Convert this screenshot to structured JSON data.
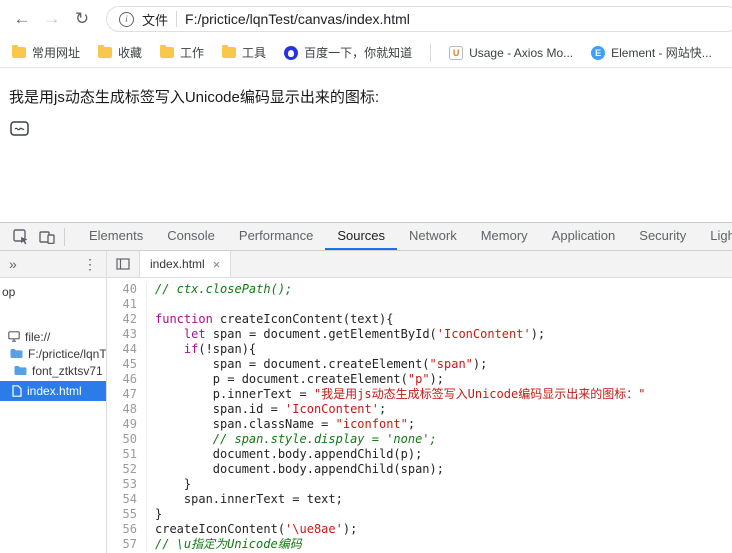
{
  "icons": {
    "back": "←",
    "forward": "→",
    "refresh": "↻",
    "info": "i",
    "chevrons": "»",
    "dots": "⋮",
    "close": "×"
  },
  "browser": {
    "scheme_label": "文件",
    "url": "F:/prictice/lqnTest/canvas/index.html"
  },
  "bookmarks": {
    "items": [
      {
        "id": "changyongwangzhi",
        "label": "常用网址",
        "icon": "folder"
      },
      {
        "id": "shoucang",
        "label": "收藏",
        "icon": "folder"
      },
      {
        "id": "gongzuo",
        "label": "工作",
        "icon": "folder"
      },
      {
        "id": "gongju",
        "label": "工具",
        "icon": "folder"
      },
      {
        "id": "baidu",
        "label": "百度一下，你就知道",
        "icon": "baidu"
      },
      {
        "type": "divider"
      },
      {
        "id": "usage-axios",
        "label": "Usage - Axios Mo...",
        "icon": "usage",
        "icon_text": "U"
      },
      {
        "id": "element",
        "label": "Element - 网站快...",
        "icon": "element",
        "icon_text": "E"
      }
    ]
  },
  "page": {
    "text": "我是用js动态生成标签写入Unicode编码显示出来的图标:",
    "icon_name": "iconfont-ue8ae"
  },
  "devtools": {
    "tabs": [
      "Elements",
      "Console",
      "Performance",
      "Sources",
      "Network",
      "Memory",
      "Application",
      "Security",
      "Lighthouse"
    ],
    "active_tab": "Sources",
    "file_tab": "index.html",
    "navigator": {
      "items": [
        {
          "label": "op",
          "icon": "none",
          "cls": "root"
        },
        {
          "label": "file://",
          "icon": "monitor",
          "cls": "lvl1"
        },
        {
          "label": "F:/prictice/lqnT",
          "icon": "folder",
          "cls": "lvl2"
        },
        {
          "label": "font_ztktsv71",
          "icon": "folder",
          "cls": "lvl3"
        },
        {
          "label": "index.html",
          "icon": "file",
          "cls": "selected"
        }
      ]
    },
    "editor": {
      "lines": [
        {
          "no": 40,
          "tk": [
            {
              "t": "c",
              "v": "// ctx.closePath();"
            }
          ]
        },
        {
          "no": 41,
          "tk": []
        },
        {
          "no": 42,
          "tk": [
            {
              "t": "k",
              "v": "function"
            },
            {
              "t": "p",
              "v": " createIconContent(text){"
            }
          ]
        },
        {
          "no": 43,
          "tk": [
            {
              "t": "p",
              "v": "    "
            },
            {
              "t": "k",
              "v": "let"
            },
            {
              "t": "p",
              "v": " span = document.getElementById("
            },
            {
              "t": "s",
              "v": "'IconContent'"
            },
            {
              "t": "p",
              "v": ");"
            }
          ]
        },
        {
          "no": 44,
          "tk": [
            {
              "t": "p",
              "v": "    "
            },
            {
              "t": "k",
              "v": "if"
            },
            {
              "t": "p",
              "v": "(!span){"
            }
          ]
        },
        {
          "no": 45,
          "tk": [
            {
              "t": "p",
              "v": "        span = document.createElement("
            },
            {
              "t": "s",
              "v": "\"span\""
            },
            {
              "t": "p",
              "v": ");"
            }
          ]
        },
        {
          "no": 46,
          "tk": [
            {
              "t": "p",
              "v": "        p = document.createElement("
            },
            {
              "t": "s",
              "v": "\"p\""
            },
            {
              "t": "p",
              "v": ");"
            }
          ]
        },
        {
          "no": 47,
          "tk": [
            {
              "t": "p",
              "v": "        p.innerText = "
            },
            {
              "t": "s",
              "v": "\"我是用js动态生成标签写入Unicode编码显示出来的图标：\""
            }
          ]
        },
        {
          "no": 48,
          "tk": [
            {
              "t": "p",
              "v": "        span.id = "
            },
            {
              "t": "s",
              "v": "'IconContent'"
            },
            {
              "t": "p",
              "v": ";"
            }
          ]
        },
        {
          "no": 49,
          "tk": [
            {
              "t": "p",
              "v": "        span.className = "
            },
            {
              "t": "s",
              "v": "\"iconfont\""
            },
            {
              "t": "p",
              "v": ";"
            }
          ]
        },
        {
          "no": 50,
          "tk": [
            {
              "t": "c",
              "v": "        // span.style.display = 'none';"
            }
          ]
        },
        {
          "no": 51,
          "tk": [
            {
              "t": "p",
              "v": "        document.body.appendChild(p);"
            }
          ]
        },
        {
          "no": 52,
          "tk": [
            {
              "t": "p",
              "v": "        document.body.appendChild(span);"
            }
          ]
        },
        {
          "no": 53,
          "tk": [
            {
              "t": "p",
              "v": "    }"
            }
          ]
        },
        {
          "no": 54,
          "tk": [
            {
              "t": "p",
              "v": "    span.innerText = text;"
            }
          ]
        },
        {
          "no": 55,
          "tk": [
            {
              "t": "p",
              "v": "}"
            }
          ]
        },
        {
          "no": 56,
          "tk": [
            {
              "t": "p",
              "v": "createIconContent("
            },
            {
              "t": "s",
              "v": "'\\ue8ae'"
            },
            {
              "t": "p",
              "v": ");"
            }
          ]
        },
        {
          "no": 57,
          "tk": [
            {
              "t": "c",
              "v": "// \\u指定为Unicode编码"
            }
          ]
        }
      ]
    }
  }
}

====

**What the exercise asks:** All entries are to be retyped exactly. Omit any embedded images.

**Task answer:**
Convert this screenshot to structured JSON data.
{
  "icons": {
    "back": "←",
    "forward": "→",
    "refresh": "↻",
    "info": "i",
    "chevrons": "»",
    "dots": "⋮",
    "close": "×"
  },
  "browser": {
    "scheme_label": "文件",
    "url": "F:/prictice/lqnTest/canvas/index.html"
  },
  "bookmarks": {
    "items": [
      {
        "id": "changyongwangzhi",
        "label": "常用网址",
        "icon": "folder"
      },
      {
        "id": "shoucang",
        "label": "收藏",
        "icon": "folder"
      },
      {
        "id": "gongzuo",
        "label": "工作",
        "icon": "folder"
      },
      {
        "id": "gongju",
        "label": "工具",
        "icon": "folder"
      },
      {
        "id": "baidu",
        "label": "百度一下，你就知道",
        "icon": "baidu"
      },
      {
        "type": "divider"
      },
      {
        "id": "usage-axios",
        "label": "Usage - Axios Mo...",
        "icon": "usage",
        "icon_text": "U"
      },
      {
        "id": "element",
        "label": "Element - 网站快...",
        "icon": "element",
        "icon_text": "E"
      }
    ]
  },
  "page": {
    "text": "我是用js动态生成标签写入Unicode编码显示出来的图标:",
    "icon_name": "iconfont-ue8ae"
  },
  "devtools": {
    "tabs": [
      "Elements",
      "Console",
      "Performance",
      "Sources",
      "Network",
      "Memory",
      "Application",
      "Security",
      "Lighthouse"
    ],
    "active_tab": "Sources",
    "file_tab": "index.html",
    "navigator": {
      "items": [
        {
          "label": "op",
          "icon": "none",
          "cls": "root"
        },
        {
          "label": "file://",
          "icon": "monitor",
          "cls": "lvl1"
        },
        {
          "label": "F:/prictice/lqnT",
          "icon": "folder",
          "cls": "lvl2"
        },
        {
          "label": "font_ztktsv71",
          "icon": "folder",
          "cls": "lvl3"
        },
        {
          "label": "index.html",
          "icon": "file",
          "cls": "selected"
        }
      ]
    },
    "editor": {
      "lines": [
        {
          "no": 40,
          "tk": [
            {
              "t": "c",
              "v": "// ctx.closePath();"
            }
          ]
        },
        {
          "no": 41,
          "tk": []
        },
        {
          "no": 42,
          "tk": [
            {
              "t": "k",
              "v": "function"
            },
            {
              "t": "p",
              "v": " createIconContent(text){"
            }
          ]
        },
        {
          "no": 43,
          "tk": [
            {
              "t": "p",
              "v": "    "
            },
            {
              "t": "k",
              "v": "let"
            },
            {
              "t": "p",
              "v": " span = document.getElementById("
            },
            {
              "t": "s",
              "v": "'IconContent'"
            },
            {
              "t": "p",
              "v": ");"
            }
          ]
        },
        {
          "no": 44,
          "tk": [
            {
              "t": "p",
              "v": "    "
            },
            {
              "t": "k",
              "v": "if"
            },
            {
              "t": "p",
              "v": "(!span){"
            }
          ]
        },
        {
          "no": 45,
          "tk": [
            {
              "t": "p",
              "v": "        span = document.createElement("
            },
            {
              "t": "s",
              "v": "\"span\""
            },
            {
              "t": "p",
              "v": ");"
            }
          ]
        },
        {
          "no": 46,
          "tk": [
            {
              "t": "p",
              "v": "        p = document.createElement("
            },
            {
              "t": "s",
              "v": "\"p\""
            },
            {
              "t": "p",
              "v": ");"
            }
          ]
        },
        {
          "no": 47,
          "tk": [
            {
              "t": "p",
              "v": "        p.innerText = "
            },
            {
              "t": "s",
              "v": "\"我是用js动态生成标签写入Unicode编码显示出来的图标：\""
            }
          ]
        },
        {
          "no": 48,
          "tk": [
            {
              "t": "p",
              "v": "        span.id = "
            },
            {
              "t": "s",
              "v": "'IconContent'"
            },
            {
              "t": "p",
              "v": ";"
            }
          ]
        },
        {
          "no": 49,
          "tk": [
            {
              "t": "p",
              "v": "        span.className = "
            },
            {
              "t": "s",
              "v": "\"iconfont\""
            },
            {
              "t": "p",
              "v": ";"
            }
          ]
        },
        {
          "no": 50,
          "tk": [
            {
              "t": "c",
              "v": "        // span.style.display = 'none';"
            }
          ]
        },
        {
          "no": 51,
          "tk": [
            {
              "t": "p",
              "v": "        document.body.appendChild(p);"
            }
          ]
        },
        {
          "no": 52,
          "tk": [
            {
              "t": "p",
              "v": "        document.body.appendChild(span);"
            }
          ]
        },
        {
          "no": 53,
          "tk": [
            {
              "t": "p",
              "v": "    }"
            }
          ]
        },
        {
          "no": 54,
          "tk": [
            {
              "t": "p",
              "v": "    span.innerText = text;"
            }
          ]
        },
        {
          "no": 55,
          "tk": [
            {
              "t": "p",
              "v": "}"
            }
          ]
        },
        {
          "no": 56,
          "tk": [
            {
              "t": "p",
              "v": "createIconContent("
            },
            {
              "t": "s",
              "v": "'\\ue8ae'"
            },
            {
              "t": "p",
              "v": ");"
            }
          ]
        },
        {
          "no": 57,
          "tk": [
            {
              "t": "c",
              "v": "// \\u指定为Unicode编码"
            }
          ]
        }
      ]
    }
  }
}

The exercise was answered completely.